▽

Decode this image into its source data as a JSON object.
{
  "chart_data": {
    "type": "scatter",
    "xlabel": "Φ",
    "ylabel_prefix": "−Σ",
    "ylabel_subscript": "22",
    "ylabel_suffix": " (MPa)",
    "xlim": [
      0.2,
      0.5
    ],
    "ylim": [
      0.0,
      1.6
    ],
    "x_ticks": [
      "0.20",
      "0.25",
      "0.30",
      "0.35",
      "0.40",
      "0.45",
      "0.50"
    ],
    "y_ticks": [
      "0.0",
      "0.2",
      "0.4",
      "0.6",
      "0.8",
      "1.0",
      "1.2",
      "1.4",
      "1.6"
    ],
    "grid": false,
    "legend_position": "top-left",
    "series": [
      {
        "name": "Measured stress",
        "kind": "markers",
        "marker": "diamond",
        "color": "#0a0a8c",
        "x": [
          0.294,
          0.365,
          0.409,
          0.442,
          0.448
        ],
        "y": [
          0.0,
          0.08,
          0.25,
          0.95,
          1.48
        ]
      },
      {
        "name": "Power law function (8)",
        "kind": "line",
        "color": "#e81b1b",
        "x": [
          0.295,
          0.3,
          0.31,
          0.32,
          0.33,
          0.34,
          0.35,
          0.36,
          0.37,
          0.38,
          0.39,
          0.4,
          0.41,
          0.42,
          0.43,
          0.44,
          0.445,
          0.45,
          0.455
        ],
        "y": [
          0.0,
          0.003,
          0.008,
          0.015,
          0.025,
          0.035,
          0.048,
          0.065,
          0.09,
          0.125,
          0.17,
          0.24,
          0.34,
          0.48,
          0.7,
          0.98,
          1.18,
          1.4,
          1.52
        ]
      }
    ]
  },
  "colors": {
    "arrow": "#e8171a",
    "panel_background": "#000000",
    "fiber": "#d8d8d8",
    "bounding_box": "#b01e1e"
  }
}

△

Gather all lines from the records above in which "name" appears.

        "name": "Measured stress",
        "name": "Power law function (8)",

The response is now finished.